**Required work**
Copy out, unchanged, the lines in the records from the one containing "most 100 elements." through the one containing "- candle-body: [348, 282, 352, 307]", including both of those lines.

**Data**
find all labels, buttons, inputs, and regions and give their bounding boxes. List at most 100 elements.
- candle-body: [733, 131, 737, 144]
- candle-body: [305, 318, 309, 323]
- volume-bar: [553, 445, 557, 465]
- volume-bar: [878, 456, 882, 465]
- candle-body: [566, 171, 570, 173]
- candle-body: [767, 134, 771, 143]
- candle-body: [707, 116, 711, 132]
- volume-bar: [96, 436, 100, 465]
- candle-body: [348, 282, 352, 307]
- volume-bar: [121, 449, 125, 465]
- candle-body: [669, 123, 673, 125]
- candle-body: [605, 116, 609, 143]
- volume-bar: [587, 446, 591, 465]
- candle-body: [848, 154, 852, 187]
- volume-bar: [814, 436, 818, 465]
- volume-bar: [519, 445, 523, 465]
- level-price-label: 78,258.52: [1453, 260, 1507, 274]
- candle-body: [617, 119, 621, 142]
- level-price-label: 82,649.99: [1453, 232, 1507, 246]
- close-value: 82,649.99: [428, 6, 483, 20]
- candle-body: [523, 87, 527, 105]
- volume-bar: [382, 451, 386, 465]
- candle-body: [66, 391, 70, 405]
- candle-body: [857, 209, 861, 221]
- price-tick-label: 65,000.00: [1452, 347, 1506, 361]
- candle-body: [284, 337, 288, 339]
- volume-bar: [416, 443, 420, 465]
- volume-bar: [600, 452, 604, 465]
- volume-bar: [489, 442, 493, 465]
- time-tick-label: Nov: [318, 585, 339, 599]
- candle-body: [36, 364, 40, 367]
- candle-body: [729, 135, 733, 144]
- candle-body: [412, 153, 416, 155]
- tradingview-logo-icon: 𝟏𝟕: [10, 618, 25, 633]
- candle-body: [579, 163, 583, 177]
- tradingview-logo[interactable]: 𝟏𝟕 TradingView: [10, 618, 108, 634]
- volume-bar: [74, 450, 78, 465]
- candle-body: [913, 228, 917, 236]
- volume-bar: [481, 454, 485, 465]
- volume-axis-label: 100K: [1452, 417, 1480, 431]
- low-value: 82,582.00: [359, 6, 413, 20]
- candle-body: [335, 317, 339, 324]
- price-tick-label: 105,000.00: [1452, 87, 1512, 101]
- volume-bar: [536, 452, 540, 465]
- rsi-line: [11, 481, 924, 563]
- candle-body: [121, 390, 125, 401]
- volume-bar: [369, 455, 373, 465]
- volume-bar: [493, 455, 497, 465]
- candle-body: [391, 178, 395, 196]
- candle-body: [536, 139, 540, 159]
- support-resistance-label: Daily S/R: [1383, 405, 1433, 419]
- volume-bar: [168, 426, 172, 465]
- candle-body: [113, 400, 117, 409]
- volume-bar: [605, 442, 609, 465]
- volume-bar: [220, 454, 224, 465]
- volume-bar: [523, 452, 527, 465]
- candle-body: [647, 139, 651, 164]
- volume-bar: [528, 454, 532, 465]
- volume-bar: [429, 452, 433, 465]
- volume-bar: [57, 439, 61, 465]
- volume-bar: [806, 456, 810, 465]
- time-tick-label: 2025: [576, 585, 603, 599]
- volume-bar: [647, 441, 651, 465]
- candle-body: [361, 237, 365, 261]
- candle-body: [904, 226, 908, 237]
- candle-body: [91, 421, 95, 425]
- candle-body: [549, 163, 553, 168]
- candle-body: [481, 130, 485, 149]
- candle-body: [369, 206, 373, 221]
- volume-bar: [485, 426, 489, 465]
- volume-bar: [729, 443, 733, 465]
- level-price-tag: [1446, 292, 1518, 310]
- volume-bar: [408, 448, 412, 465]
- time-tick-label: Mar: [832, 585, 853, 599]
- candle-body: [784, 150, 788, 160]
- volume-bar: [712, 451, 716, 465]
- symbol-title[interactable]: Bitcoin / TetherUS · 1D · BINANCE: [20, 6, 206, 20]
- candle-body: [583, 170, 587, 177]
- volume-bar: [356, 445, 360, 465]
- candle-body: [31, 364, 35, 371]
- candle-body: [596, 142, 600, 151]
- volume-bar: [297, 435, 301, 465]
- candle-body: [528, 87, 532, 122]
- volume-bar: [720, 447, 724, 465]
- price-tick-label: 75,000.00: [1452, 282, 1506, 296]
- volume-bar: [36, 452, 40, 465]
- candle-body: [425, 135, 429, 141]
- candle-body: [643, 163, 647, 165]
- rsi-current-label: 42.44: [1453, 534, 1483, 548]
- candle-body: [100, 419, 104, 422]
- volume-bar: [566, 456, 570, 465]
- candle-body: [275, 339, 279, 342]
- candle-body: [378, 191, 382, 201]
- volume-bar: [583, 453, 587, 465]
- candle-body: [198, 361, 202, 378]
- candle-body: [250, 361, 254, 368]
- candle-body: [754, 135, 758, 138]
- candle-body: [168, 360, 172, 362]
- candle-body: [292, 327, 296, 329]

==

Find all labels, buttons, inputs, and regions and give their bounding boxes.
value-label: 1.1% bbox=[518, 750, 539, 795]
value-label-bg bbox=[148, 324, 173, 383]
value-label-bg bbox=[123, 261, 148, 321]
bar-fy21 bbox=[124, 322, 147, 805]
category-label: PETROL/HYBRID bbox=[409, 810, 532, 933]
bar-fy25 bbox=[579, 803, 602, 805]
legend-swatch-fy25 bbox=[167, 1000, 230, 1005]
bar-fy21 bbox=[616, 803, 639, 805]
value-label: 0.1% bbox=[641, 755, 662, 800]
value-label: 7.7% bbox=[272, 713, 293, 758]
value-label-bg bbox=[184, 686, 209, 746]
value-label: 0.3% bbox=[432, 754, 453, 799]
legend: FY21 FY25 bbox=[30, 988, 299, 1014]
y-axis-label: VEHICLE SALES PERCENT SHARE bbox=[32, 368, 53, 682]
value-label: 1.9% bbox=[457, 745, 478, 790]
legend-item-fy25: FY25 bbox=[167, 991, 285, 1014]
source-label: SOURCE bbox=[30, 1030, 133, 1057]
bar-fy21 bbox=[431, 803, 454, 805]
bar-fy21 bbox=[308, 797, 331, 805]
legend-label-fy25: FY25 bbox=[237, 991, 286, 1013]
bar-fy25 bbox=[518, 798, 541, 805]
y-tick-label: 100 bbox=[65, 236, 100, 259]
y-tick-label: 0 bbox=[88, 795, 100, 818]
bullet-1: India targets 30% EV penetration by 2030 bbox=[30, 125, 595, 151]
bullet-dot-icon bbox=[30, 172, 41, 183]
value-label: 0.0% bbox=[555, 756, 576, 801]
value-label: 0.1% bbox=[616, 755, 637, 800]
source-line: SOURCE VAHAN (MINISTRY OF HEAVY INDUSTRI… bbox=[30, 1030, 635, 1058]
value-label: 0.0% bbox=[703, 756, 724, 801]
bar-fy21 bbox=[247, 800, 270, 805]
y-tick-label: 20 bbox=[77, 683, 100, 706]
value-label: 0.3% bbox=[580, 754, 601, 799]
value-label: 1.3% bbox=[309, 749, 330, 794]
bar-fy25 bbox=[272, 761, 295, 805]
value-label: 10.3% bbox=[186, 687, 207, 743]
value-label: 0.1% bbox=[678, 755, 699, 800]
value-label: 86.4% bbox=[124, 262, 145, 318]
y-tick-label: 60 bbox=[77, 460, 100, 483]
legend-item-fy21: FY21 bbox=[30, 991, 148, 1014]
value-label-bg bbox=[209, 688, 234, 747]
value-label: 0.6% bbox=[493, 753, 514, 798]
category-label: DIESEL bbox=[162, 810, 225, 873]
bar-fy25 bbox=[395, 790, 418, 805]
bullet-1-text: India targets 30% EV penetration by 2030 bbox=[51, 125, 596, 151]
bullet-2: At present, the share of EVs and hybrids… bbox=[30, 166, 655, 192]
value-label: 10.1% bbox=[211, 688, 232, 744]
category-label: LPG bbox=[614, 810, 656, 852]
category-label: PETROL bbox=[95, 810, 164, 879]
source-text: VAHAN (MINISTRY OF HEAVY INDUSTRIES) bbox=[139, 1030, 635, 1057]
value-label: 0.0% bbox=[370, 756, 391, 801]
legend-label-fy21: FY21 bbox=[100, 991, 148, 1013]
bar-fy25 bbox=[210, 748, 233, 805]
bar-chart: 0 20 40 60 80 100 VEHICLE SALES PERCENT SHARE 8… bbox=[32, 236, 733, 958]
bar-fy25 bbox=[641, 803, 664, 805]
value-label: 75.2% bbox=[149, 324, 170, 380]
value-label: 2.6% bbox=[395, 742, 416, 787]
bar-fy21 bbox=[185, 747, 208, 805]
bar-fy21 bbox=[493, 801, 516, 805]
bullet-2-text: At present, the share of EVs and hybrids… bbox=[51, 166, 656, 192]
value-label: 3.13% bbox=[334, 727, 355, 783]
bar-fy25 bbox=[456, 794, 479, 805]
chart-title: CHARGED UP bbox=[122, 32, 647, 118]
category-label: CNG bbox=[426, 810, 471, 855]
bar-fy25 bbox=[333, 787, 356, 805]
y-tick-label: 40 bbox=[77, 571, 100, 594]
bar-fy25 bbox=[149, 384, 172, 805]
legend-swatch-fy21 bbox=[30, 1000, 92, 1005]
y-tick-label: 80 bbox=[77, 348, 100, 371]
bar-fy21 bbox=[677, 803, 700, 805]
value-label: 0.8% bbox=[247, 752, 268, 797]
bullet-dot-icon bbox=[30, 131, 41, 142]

* * *

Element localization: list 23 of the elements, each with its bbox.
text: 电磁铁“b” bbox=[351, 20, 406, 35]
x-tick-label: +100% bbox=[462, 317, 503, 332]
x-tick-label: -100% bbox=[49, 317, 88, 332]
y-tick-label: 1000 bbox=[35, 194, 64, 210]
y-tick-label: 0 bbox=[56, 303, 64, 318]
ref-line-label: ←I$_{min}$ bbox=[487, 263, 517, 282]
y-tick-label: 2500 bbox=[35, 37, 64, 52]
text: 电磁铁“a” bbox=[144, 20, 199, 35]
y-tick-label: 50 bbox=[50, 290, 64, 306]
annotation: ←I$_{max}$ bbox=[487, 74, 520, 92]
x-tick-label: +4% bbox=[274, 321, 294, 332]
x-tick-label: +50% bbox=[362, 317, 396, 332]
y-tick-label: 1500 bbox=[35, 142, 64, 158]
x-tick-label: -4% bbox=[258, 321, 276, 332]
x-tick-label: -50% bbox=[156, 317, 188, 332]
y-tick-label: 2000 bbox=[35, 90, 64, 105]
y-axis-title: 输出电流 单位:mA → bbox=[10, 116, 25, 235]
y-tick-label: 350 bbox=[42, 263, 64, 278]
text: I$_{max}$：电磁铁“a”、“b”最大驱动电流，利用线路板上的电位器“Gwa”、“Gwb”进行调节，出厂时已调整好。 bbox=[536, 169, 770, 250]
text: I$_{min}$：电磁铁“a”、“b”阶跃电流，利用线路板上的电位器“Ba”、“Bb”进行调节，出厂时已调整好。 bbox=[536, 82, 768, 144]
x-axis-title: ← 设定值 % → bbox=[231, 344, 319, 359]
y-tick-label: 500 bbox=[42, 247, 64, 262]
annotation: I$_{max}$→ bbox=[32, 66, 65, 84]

**Answer to this problem**
find all labels, buttons, inputs, and regions and give their bounding boxes. List at most 100 elements.
- candle-body: [733, 131, 737, 144]
- candle-body: [305, 318, 309, 323]
- volume-bar: [553, 445, 557, 465]
- volume-bar: [878, 456, 882, 465]
- candle-body: [566, 171, 570, 173]
- candle-body: [767, 134, 771, 143]
- candle-body: [707, 116, 711, 132]
- volume-bar: [96, 436, 100, 465]
- candle-body: [348, 282, 352, 307]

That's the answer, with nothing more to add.